___ ENTRIES ___

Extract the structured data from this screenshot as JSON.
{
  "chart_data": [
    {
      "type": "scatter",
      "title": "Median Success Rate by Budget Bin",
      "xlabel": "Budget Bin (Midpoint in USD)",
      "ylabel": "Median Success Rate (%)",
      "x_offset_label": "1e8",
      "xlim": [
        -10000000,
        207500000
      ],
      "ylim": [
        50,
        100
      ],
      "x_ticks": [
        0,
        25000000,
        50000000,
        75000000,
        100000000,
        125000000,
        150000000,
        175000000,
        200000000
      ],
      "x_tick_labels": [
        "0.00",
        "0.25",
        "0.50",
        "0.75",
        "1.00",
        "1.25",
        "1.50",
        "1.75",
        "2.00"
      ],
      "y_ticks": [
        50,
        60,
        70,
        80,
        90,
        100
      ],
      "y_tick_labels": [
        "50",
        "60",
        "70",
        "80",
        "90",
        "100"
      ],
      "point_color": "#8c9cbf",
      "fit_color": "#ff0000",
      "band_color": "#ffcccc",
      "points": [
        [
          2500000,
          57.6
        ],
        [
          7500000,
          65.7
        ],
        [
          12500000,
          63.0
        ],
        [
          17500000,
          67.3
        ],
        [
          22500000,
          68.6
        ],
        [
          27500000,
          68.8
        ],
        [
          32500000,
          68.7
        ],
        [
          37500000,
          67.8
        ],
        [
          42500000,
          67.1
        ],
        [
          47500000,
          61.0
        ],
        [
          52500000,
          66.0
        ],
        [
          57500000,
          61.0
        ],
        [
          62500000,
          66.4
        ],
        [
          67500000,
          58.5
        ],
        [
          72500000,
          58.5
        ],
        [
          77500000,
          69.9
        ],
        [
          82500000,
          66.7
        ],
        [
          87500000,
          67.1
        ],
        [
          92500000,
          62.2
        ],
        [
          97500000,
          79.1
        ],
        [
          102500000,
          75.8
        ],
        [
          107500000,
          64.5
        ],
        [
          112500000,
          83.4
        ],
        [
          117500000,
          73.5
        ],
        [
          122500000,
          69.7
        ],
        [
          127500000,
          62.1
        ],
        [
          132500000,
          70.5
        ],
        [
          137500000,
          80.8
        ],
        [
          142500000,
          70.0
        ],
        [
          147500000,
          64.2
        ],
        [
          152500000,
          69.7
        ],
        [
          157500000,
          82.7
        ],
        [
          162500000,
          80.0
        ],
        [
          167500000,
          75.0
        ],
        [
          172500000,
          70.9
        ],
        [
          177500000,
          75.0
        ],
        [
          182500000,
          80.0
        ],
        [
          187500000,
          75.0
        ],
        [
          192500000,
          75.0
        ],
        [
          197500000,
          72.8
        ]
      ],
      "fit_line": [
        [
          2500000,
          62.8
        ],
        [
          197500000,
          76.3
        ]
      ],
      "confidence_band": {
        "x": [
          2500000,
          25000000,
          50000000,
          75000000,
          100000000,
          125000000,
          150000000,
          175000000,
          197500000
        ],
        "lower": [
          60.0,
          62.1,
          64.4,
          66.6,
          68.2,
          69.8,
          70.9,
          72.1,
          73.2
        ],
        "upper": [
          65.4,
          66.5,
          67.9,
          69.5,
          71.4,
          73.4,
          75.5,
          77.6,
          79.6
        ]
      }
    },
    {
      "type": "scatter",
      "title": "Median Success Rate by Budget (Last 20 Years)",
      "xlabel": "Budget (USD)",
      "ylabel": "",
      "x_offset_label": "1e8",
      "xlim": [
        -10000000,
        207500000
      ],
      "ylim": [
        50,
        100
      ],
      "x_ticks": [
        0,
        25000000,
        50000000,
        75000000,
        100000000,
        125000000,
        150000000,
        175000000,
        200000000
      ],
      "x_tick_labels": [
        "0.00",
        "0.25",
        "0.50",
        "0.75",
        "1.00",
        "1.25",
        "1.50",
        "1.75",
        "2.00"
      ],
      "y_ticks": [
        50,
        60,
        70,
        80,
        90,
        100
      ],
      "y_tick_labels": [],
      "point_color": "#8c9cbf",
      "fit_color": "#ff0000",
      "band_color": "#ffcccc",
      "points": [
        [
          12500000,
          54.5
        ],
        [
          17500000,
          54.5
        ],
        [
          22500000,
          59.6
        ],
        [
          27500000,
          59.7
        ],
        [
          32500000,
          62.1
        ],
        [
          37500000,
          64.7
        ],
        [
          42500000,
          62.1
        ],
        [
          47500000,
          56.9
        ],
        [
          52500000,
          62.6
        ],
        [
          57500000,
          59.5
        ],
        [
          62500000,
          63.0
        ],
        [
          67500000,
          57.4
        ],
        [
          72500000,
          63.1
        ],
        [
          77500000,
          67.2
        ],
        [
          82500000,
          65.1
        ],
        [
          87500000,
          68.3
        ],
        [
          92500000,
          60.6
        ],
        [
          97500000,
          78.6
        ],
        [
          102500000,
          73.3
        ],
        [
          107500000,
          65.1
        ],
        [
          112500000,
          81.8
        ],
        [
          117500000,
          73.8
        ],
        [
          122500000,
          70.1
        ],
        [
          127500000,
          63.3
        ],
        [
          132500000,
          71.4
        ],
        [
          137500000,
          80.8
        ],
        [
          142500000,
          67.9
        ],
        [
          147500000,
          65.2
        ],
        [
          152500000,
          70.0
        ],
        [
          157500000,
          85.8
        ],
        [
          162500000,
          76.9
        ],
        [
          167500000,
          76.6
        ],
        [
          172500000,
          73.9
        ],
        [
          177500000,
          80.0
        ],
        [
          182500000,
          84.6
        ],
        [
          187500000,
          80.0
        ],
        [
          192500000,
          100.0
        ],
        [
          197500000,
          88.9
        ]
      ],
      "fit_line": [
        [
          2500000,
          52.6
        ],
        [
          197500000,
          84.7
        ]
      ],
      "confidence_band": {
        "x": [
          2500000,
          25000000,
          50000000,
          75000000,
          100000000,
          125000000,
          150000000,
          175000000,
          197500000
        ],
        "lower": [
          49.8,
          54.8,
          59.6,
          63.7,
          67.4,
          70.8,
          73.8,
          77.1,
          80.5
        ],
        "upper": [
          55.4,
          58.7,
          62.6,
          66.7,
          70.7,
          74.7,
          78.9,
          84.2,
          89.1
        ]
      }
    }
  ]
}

___

## [REQUIRED TASK]
Copy out the material above in its entirety. Every detail must match.

## [RESULT OF THIS TASK]
Extract the structured data from this screenshot as JSON.
{
  "chart_data": [
    {
      "type": "scatter",
      "title": "Median Success Rate by Budget Bin",
      "xlabel": "Budget Bin (Midpoint in USD)",
      "ylabel": "Median Success Rate (%)",
      "x_offset_label": "1e8",
      "xlim": [
        -10000000,
        207500000
      ],
      "ylim": [
        50,
        100
      ],
      "x_ticks": [
        0,
        25000000,
        50000000,
        75000000,
        100000000,
        125000000,
        150000000,
        175000000,
        200000000
      ],
      "x_tick_labels": [
        "0.00",
        "0.25",
        "0.50",
        "0.75",
        "1.00",
        "1.25",
        "1.50",
        "1.75",
        "2.00"
      ],
      "y_ticks": [
        50,
        60,
        70,
        80,
        90,
        100
      ],
      "y_tick_labels": [
        "50",
        "60",
        "70",
        "80",
        "90",
        "100"
      ],
      "point_color": "#8c9cbf",
      "fit_color": "#ff0000",
      "band_color": "#ffcccc",
      "points": [
        [
          2500000,
          57.6
        ],
        [
          7500000,
          65.7
        ],
        [
          12500000,
          63.0
        ],
        [
          17500000,
          67.3
        ],
        [
          22500000,
          68.6
        ],
        [
          27500000,
          68.8
        ],
        [
          32500000,
          68.7
        ],
        [
          37500000,
          67.8
        ],
        [
          42500000,
          67.1
        ],
        [
          47500000,
          61.0
        ],
        [
          52500000,
          66.0
        ],
        [
          57500000,
          61.0
        ],
        [
          62500000,
          66.4
        ],
        [
          67500000,
          58.5
        ],
        [
          72500000,
          58.5
        ],
        [
          77500000,
          69.9
        ],
        [
          82500000,
          66.7
        ],
        [
          87500000,
          67.1
        ],
        [
          92500000,
          62.2
        ],
        [
          97500000,
          79.1
        ],
        [
          102500000,
          75.8
        ],
        [
          107500000,
          64.5
        ],
        [
          112500000,
          83.4
        ],
        [
          117500000,
          73.5
        ],
        [
          122500000,
          69.7
        ],
        [
          127500000,
          62.1
        ],
        [
          132500000,
          70.5
        ],
        [
          137500000,
          80.8
        ],
        [
          142500000,
          70.0
        ],
        [
          147500000,
          64.2
        ],
        [
          152500000,
          69.7
        ],
        [
          157500000,
          82.7
        ],
        [
          162500000,
          80.0
        ],
        [
          167500000,
          75.0
        ],
        [
          172500000,
          70.9
        ],
        [
          177500000,
          75.0
        ],
        [
          182500000,
          80.0
        ],
        [
          187500000,
          75.0
        ],
        [
          192500000,
          75.0
        ],
        [
          197500000,
          72.8
        ]
      ],
      "fit_line": [
        [
          2500000,
          62.8
        ],
        [
          197500000,
          76.3
        ]
      ],
      "confidence_band": {
        "x": [
          2500000,
          25000000,
          50000000,
          75000000,
          100000000,
          125000000,
          150000000,
          175000000,
          197500000
        ],
        "lower": [
          60.0,
          62.1,
          64.4,
          66.6,
          68.2,
          69.8,
          70.9,
          72.1,
          73.2
        ],
        "upper": [
          65.4,
          66.5,
          67.9,
          69.5,
          71.4,
          73.4,
          75.5,
          77.6,
          79.6
        ]
      }
    },
    {
      "type": "scatter",
      "title": "Median Success Rate by Budget (Last 20 Years)",
      "xlabel": "Budget (USD)",
      "ylabel": "",
      "x_offset_label": "1e8",
      "xlim": [
        -10000000,
        207500000
      ],
      "ylim": [
        50,
        100
      ],
      "x_ticks": [
        0,
        25000000,
        50000000,
        75000000,
        100000000,
        125000000,
        150000000,
        175000000,
        200000000
      ],
      "x_tick_labels": [
        "0.00",
        "0.25",
        "0.50",
        "0.75",
        "1.00",
        "1.25",
        "1.50",
        "1.75",
        "2.00"
      ],
      "y_ticks": [
        50,
        60,
        70,
        80,
        90,
        100
      ],
      "y_tick_labels": [],
      "point_color": "#8c9cbf",
      "fit_color": "#ff0000",
      "band_color": "#ffcccc",
      "points": [
        [
          12500000,
          54.5
        ],
        [
          17500000,
          54.5
        ],
        [
          22500000,
          59.6
        ],
        [
          27500000,
          59.7
        ],
        [
          32500000,
          62.1
        ],
        [
          37500000,
          64.7
        ],
        [
          42500000,
          62.1
        ],
        [
          47500000,
          56.9
        ],
        [
          52500000,
          62.6
        ],
        [
          57500000,
          59.5
        ],
        [
          62500000,
          63.0
        ],
        [
          67500000,
          57.4
        ],
        [
          72500000,
          63.1
        ],
        [
          77500000,
          67.2
        ],
        [
          82500000,
          65.1
        ],
        [
          87500000,
          68.3
        ],
        [
          92500000,
          60.6
        ],
        [
          97500000,
          78.6
        ],
        [
          102500000,
          73.3
        ],
        [
          107500000,
          65.1
        ],
        [
          112500000,
          81.8
        ],
        [
          117500000,
          73.8
        ],
        [
          122500000,
          70.1
        ],
        [
          127500000,
          63.3
        ],
        [
          132500000,
          71.4
        ],
        [
          137500000,
          80.8
        ],
        [
          142500000,
          67.9
        ],
        [
          147500000,
          65.2
        ],
        [
          152500000,
          70.0
        ],
        [
          157500000,
          85.8
        ],
        [
          162500000,
          76.9
        ],
        [
          167500000,
          76.6
        ],
        [
          172500000,
          73.9
        ],
        [
          177500000,
          80.0
        ],
        [
          182500000,
          84.6
        ],
        [
          187500000,
          80.0
        ],
        [
          192500000,
          100.0
        ],
        [
          197500000,
          88.9
        ]
      ],
      "fit_line": [
        [
          2500000,
          52.6
        ],
        [
          197500000,
          84.7
        ]
      ],
      "confidence_band": {
        "x": [
          2500000,
          25000000,
          50000000,
          75000000,
          100000000,
          125000000,
          150000000,
          175000000,
          197500000
        ],
        "lower": [
          49.8,
          54.8,
          59.6,
          63.7,
          67.4,
          70.8,
          73.8,
          77.1,
          80.5
        ],
        "upper": [
          55.4,
          58.7,
          62.6,
          66.7,
          70.7,
          74.7,
          78.9,
          84.2,
          89.1
        ]
      }
    }
  ]
}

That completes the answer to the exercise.